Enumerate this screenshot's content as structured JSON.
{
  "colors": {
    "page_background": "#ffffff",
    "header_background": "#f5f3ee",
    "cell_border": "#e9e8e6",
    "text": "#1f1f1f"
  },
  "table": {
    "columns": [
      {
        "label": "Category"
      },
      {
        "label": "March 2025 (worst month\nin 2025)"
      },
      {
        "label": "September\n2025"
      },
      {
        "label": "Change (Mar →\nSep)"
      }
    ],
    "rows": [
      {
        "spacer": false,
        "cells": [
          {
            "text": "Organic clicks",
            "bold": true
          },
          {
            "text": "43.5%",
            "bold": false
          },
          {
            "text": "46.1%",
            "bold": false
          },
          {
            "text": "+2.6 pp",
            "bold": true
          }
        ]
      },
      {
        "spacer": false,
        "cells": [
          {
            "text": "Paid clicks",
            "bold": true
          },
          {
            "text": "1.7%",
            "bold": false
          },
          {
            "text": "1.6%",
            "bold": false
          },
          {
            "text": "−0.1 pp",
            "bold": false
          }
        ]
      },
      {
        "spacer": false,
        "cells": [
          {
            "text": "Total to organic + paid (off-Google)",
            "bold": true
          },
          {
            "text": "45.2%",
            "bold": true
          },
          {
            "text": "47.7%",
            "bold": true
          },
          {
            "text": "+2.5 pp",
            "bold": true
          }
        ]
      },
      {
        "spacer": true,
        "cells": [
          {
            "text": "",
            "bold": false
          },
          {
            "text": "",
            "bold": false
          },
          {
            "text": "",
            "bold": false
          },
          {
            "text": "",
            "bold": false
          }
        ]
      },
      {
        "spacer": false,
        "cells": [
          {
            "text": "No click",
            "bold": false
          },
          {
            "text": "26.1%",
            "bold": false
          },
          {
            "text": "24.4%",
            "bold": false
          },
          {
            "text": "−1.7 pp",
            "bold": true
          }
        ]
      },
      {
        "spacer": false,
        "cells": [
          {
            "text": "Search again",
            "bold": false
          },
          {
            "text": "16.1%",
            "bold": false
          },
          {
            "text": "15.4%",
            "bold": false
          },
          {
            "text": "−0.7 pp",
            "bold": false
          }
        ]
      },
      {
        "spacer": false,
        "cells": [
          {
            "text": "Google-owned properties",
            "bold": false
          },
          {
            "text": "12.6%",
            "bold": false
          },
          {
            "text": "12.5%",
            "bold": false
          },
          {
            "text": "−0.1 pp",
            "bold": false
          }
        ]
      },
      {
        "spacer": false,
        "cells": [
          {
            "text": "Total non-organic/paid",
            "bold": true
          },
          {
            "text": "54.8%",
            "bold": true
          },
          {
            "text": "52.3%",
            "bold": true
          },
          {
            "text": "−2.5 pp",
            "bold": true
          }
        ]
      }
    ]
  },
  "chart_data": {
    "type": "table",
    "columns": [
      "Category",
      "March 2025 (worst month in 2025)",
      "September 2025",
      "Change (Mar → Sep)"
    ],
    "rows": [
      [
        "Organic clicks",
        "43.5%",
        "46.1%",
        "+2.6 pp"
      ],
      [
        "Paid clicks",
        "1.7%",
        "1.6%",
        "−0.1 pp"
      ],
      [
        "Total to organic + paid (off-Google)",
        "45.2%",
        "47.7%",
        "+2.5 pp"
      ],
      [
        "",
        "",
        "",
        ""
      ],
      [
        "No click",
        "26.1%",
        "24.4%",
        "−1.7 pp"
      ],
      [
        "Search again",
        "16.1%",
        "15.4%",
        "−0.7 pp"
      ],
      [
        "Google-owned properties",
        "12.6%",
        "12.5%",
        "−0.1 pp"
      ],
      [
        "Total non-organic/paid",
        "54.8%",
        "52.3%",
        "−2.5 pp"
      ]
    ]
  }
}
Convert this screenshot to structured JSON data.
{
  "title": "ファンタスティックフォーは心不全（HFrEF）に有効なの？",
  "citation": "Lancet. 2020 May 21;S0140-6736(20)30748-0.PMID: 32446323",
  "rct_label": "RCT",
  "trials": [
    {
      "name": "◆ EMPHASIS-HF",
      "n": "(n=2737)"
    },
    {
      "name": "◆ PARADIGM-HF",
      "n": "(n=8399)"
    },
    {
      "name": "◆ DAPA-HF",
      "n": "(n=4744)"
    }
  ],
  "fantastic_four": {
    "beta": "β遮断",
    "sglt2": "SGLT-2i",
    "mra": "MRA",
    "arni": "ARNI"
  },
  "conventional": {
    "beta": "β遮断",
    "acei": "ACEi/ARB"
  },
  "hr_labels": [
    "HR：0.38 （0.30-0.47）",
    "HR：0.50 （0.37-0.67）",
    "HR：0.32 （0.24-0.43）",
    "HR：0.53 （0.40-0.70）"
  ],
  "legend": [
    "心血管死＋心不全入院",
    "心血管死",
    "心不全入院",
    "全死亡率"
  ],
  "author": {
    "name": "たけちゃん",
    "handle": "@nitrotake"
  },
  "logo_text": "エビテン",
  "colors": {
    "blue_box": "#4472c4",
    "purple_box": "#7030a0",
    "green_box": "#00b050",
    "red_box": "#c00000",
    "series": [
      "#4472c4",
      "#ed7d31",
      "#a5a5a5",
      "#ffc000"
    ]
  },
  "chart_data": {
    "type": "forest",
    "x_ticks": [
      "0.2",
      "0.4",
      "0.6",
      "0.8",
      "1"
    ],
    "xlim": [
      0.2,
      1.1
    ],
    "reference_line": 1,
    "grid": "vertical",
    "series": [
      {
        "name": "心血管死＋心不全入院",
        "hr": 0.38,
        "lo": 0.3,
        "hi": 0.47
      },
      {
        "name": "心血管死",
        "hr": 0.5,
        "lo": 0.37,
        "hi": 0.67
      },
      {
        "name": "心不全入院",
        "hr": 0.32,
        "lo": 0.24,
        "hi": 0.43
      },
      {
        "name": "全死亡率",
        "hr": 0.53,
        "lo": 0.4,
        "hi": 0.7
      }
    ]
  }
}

▶ _Description of the task_
Output every line above without altering anything.

▶ _Exercise answer_
Enumerate this screenshot's content as structured JSON.
{
  "colors": {
    "page_background": "#ffffff",
    "header_background": "#f5f3ee",
    "cell_border": "#e9e8e6",
    "text": "#1f1f1f"
  },
  "table": {
    "columns": [
      {
        "label": "Category"
      },
      {
        "label": "March 2025 (worst month\nin 2025)"
      },
      {
        "label": "September\n2025"
      },
      {
        "label": "Change (Mar →\nSep)"
      }
    ],
    "rows": [
      {
        "spacer": false,
        "cells": [
          {
            "text": "Organic clicks",
            "bold": true
          },
          {
            "text": "43.5%",
            "bold": false
          },
          {
            "text": "46.1%",
            "bold": false
          },
          {
            "text": "+2.6 pp",
            "bold": true
          }
        ]
      },
      {
        "spacer": false,
        "cells": [
          {
            "text": "Paid clicks",
            "bold": true
          },
          {
            "text": "1.7%",
            "bold": false
          },
          {
            "text": "1.6%",
            "bold": false
          },
          {
            "text": "−0.1 pp",
            "bold": false
          }
        ]
      },
      {
        "spacer": false,
        "cells": [
          {
            "text": "Total to organic + paid (off-Google)",
            "bold": true
          },
          {
            "text": "45.2%",
            "bold": true
          },
          {
            "text": "47.7%",
            "bold": true
          },
          {
            "text": "+2.5 pp",
            "bold": true
          }
        ]
      },
      {
        "spacer": true,
        "cells": [
          {
            "text": "",
            "bold": false
          },
          {
            "text": "",
            "bold": false
          },
          {
            "text": "",
            "bold": false
          },
          {
            "text": "",
            "bold": false
          }
        ]
      },
      {
        "spacer": false,
        "cells": [
          {
            "text": "No click",
            "bold": false
          },
          {
            "text": "26.1%",
            "bold": false
          },
          {
            "text": "24.4%",
            "bold": false
          },
          {
            "text": "−1.7 pp",
            "bold": true
          }
        ]
      },
      {
        "spacer": false,
        "cells": [
          {
            "text": "Search again",
            "bold": false
          },
          {
            "text": "16.1%",
            "bold": false
          },
          {
            "text": "15.4%",
            "bold": false
          },
          {
            "text": "−0.7 pp",
            "bold": false
          }
        ]
      },
      {
        "spacer": false,
        "cells": [
          {
            "text": "Google-owned properties",
            "bold": false
          },
          {
            "text": "12.6%",
            "bold": false
          },
          {
            "text": "12.5%",
            "bold": false
          },
          {
            "text": "−0.1 pp",
            "bold": false
          }
        ]
      },
      {
        "spacer": false,
        "cells": [
          {
            "text": "Total non-organic/paid",
            "bold": true
          },
          {
            "text": "54.8%",
            "bold": true
          },
          {
            "text": "52.3%",
            "bold": true
          },
          {
            "text": "−2.5 pp",
            "bold": true
          }
        ]
      }
    ]
  },
  "chart_data": {
    "type": "table",
    "columns": [
      "Category",
      "March 2025 (worst month in 2025)",
      "September 2025",
      "Change (Mar → Sep)"
    ],
    "rows": [
      [
        "Organic clicks",
        "43.5%",
        "46.1%",
        "+2.6 pp"
      ],
      [
        "Paid clicks",
        "1.7%",
        "1.6%",
        "−0.1 pp"
      ],
      [
        "Total to organic + paid (off-Google)",
        "45.2%",
        "47.7%",
        "+2.5 pp"
      ],
      [
        "",
        "",
        "",
        ""
      ],
      [
        "No click",
        "26.1%",
        "24.4%",
        "−1.7 pp"
      ],
      [
        "Search again",
        "16.1%",
        "15.4%",
        "−0.7 pp"
      ],
      [
        "Google-owned properties",
        "12.6%",
        "12.5%",
        "−0.1 pp"
      ],
      [
        "Total non-organic/paid",
        "54.8%",
        "52.3%",
        "−2.5 pp"
      ]
    ]
  }
}
Convert this screenshot to structured JSON data.
{
  "title": "ファンタスティックフォーは心不全（HFrEF）に有効なの？",
  "citation": "Lancet. 2020 May 21;S0140-6736(20)30748-0.PMID: 32446323",
  "rct_label": "RCT",
  "trials": [
    {
      "name": "◆ EMPHASIS-HF",
      "n": "(n=2737)"
    },
    {
      "name": "◆ PARADIGM-HF",
      "n": "(n=8399)"
    },
    {
      "name": "◆ DAPA-HF",
      "n": "(n=4744)"
    }
  ],
  "fantastic_four": {
    "beta": "β遮断",
    "sglt2": "SGLT-2i",
    "mra": "MRA",
    "arni": "ARNI"
  },
  "conventional": {
    "beta": "β遮断",
    "acei": "ACEi/ARB"
  },
  "hr_labels": [
    "HR：0.38 （0.30-0.47）",
    "HR：0.50 （0.37-0.67）",
    "HR：0.32 （0.24-0.43）",
    "HR：0.53 （0.40-0.70）"
  ],
  "legend": [
    "心血管死＋心不全入院",
    "心血管死",
    "心不全入院",
    "全死亡率"
  ],
  "author": {
    "name": "たけちゃん",
    "handle": "@nitrotake"
  },
  "logo_text": "エビテン",
  "colors": {
    "blue_box": "#4472c4",
    "purple_box": "#7030a0",
    "green_box": "#00b050",
    "red_box": "#c00000",
    "series": [
      "#4472c4",
      "#ed7d31",
      "#a5a5a5",
      "#ffc000"
    ]
  },
  "chart_data": {
    "type": "forest",
    "x_ticks": [
      "0.2",
      "0.4",
      "0.6",
      "0.8",
      "1"
    ],
    "xlim": [
      0.2,
      1.1
    ],
    "reference_line": 1,
    "grid": "vertical",
    "series": [
      {
        "name": "心血管死＋心不全入院",
        "hr": 0.38,
        "lo": 0.3,
        "hi": 0.47
      },
      {
        "name": "心血管死",
        "hr": 0.5,
        "lo": 0.37,
        "hi": 0.67
      },
      {
        "name": "心不全入院",
        "hr": 0.32,
        "lo": 0.24,
        "hi": 0.43
      },
      {
        "name": "全死亡率",
        "hr": 0.53,
        "lo": 0.4,
        "hi": 0.7
      }
    ]
  }
}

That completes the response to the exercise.